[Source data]
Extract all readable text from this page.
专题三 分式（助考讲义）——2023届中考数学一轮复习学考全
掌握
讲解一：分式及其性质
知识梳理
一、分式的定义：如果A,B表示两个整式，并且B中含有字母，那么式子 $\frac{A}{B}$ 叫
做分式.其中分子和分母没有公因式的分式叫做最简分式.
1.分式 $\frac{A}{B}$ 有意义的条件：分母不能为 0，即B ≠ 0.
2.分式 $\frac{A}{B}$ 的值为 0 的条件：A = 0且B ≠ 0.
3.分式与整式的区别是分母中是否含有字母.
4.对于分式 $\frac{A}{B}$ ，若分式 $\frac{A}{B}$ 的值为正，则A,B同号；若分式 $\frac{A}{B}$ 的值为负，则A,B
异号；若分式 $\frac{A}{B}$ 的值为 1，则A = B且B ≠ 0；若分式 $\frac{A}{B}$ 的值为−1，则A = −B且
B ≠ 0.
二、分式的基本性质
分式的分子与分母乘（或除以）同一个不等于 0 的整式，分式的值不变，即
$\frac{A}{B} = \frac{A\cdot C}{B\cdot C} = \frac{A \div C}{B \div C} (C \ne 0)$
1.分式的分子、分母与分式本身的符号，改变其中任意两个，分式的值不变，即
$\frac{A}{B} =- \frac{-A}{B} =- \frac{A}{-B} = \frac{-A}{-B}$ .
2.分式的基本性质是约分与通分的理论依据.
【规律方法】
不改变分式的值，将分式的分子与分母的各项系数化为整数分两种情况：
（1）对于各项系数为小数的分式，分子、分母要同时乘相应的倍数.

:: TO DO ::
State how many lines of the listing include the word "分式的值不变". Reply with the number alone.

:: RESULT FOR THIS EXERCISE ::
2